Lift out all lines below that contain "PERCENTILE".

▶ _Records for this task_:
((

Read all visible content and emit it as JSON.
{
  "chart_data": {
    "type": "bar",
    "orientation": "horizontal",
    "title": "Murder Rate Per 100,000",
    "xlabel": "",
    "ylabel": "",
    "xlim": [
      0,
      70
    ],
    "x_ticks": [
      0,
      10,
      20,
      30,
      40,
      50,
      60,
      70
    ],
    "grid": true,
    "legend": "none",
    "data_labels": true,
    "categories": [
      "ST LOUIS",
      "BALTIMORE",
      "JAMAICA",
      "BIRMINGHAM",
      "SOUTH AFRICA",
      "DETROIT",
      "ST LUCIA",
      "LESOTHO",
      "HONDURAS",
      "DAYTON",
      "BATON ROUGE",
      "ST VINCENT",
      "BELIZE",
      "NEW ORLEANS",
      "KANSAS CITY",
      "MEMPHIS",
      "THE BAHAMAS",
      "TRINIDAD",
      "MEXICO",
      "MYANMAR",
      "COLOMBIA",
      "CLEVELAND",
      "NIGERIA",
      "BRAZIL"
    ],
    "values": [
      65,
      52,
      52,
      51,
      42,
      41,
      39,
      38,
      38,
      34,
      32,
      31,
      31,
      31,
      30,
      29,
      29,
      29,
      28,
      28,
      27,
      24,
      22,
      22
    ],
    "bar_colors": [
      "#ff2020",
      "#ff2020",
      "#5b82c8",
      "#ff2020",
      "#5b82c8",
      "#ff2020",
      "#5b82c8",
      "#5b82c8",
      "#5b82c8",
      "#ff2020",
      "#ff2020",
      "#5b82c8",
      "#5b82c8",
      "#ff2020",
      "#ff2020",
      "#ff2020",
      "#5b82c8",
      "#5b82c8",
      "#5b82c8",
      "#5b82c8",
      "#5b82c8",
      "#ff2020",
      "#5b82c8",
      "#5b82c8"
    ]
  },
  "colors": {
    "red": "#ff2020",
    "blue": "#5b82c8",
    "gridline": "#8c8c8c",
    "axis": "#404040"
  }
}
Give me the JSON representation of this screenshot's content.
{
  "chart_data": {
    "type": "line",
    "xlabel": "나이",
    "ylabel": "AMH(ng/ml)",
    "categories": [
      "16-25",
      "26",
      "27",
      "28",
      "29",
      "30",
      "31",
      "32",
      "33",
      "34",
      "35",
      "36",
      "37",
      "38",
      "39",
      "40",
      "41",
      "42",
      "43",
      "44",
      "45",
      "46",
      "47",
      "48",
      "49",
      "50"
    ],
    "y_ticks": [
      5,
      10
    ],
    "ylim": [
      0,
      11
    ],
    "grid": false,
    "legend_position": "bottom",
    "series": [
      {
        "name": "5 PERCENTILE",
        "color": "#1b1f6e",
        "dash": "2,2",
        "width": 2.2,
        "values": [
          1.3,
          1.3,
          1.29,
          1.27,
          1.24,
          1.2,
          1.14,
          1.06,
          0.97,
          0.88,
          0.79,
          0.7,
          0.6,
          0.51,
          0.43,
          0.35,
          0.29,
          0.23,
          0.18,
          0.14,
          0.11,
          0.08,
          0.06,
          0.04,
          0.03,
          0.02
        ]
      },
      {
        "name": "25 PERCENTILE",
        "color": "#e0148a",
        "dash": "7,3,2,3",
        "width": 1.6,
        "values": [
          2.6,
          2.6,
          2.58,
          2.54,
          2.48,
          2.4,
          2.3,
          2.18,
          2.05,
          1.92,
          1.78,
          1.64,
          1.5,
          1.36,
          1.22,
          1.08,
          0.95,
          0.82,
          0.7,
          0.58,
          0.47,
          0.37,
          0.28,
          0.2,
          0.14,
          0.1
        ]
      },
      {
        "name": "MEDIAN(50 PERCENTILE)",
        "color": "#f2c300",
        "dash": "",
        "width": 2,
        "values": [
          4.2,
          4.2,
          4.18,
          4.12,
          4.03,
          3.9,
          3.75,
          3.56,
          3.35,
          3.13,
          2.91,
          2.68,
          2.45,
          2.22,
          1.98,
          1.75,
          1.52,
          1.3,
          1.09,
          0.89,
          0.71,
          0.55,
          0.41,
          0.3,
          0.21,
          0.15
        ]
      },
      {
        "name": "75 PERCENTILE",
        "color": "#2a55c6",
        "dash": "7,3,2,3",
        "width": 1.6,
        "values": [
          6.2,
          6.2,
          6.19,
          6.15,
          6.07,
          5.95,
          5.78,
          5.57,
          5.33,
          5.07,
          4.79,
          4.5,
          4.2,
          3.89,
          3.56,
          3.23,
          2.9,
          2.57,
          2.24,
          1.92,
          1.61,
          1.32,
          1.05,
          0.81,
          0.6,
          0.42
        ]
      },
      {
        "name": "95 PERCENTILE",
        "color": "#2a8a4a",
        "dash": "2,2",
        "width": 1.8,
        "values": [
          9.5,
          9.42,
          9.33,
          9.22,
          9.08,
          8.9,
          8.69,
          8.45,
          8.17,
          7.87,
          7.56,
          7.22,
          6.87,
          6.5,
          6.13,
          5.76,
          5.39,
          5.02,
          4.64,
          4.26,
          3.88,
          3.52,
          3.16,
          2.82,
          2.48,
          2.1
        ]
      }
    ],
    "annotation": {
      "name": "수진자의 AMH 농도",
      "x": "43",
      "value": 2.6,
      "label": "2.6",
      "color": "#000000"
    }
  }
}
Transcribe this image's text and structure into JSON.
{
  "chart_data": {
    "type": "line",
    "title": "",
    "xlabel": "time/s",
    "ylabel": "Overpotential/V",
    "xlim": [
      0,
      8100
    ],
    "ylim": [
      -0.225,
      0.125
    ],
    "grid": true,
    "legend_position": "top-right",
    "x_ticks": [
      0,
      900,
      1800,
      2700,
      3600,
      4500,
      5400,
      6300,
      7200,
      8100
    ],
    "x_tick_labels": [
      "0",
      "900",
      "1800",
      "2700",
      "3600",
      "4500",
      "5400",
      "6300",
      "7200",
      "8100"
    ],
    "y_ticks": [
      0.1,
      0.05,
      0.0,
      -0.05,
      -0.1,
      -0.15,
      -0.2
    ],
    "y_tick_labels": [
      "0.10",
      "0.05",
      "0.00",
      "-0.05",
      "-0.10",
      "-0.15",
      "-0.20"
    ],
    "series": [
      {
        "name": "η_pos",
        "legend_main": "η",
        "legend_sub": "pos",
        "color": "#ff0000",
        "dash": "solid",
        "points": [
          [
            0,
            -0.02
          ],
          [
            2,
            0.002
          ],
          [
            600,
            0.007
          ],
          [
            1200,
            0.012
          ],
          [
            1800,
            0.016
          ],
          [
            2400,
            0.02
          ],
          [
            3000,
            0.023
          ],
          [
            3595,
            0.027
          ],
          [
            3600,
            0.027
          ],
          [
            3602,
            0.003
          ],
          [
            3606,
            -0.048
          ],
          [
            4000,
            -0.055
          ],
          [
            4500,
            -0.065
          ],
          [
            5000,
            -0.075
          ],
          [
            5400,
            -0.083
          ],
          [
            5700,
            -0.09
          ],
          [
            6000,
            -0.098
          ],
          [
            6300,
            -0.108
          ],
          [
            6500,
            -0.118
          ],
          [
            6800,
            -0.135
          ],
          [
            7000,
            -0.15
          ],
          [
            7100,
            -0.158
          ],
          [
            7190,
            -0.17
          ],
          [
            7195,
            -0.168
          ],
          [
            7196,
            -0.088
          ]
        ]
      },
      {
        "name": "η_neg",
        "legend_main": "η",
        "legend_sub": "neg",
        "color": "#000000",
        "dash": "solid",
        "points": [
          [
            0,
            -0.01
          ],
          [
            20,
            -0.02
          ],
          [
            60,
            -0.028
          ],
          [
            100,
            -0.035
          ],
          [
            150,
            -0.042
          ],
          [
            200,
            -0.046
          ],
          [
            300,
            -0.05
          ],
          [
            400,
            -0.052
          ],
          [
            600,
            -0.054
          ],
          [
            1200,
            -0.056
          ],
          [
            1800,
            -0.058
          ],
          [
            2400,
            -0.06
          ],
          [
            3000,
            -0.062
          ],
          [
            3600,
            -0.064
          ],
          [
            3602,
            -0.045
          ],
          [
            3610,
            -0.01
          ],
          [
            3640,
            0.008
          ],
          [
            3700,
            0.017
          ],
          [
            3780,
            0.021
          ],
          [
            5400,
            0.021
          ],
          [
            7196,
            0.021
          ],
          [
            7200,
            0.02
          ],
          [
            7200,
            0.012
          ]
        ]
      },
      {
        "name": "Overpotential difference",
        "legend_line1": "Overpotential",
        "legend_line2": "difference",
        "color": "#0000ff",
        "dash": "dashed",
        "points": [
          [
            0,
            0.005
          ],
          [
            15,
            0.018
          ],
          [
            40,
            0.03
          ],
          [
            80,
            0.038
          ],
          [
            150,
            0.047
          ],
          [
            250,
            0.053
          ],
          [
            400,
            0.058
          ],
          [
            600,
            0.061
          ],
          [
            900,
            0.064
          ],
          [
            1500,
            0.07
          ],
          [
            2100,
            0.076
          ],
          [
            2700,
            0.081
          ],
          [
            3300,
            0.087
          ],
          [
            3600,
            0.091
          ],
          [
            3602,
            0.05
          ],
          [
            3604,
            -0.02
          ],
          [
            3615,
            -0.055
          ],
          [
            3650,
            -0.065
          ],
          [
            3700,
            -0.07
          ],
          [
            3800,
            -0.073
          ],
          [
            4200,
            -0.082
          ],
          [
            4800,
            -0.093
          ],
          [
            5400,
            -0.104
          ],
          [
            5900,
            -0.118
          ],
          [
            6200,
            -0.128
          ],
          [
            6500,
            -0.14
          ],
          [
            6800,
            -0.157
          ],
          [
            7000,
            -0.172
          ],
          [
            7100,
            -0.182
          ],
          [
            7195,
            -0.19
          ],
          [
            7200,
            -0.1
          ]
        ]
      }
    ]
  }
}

))

▶ _Task response_:
        "name": "5 PERCENTILE",
        "name": "25 PERCENTILE",
        "name": "MEDIAN(50 PERCENTILE)",
        "name": "75 PERCENTILE",
        "name": "95 PERCENTILE",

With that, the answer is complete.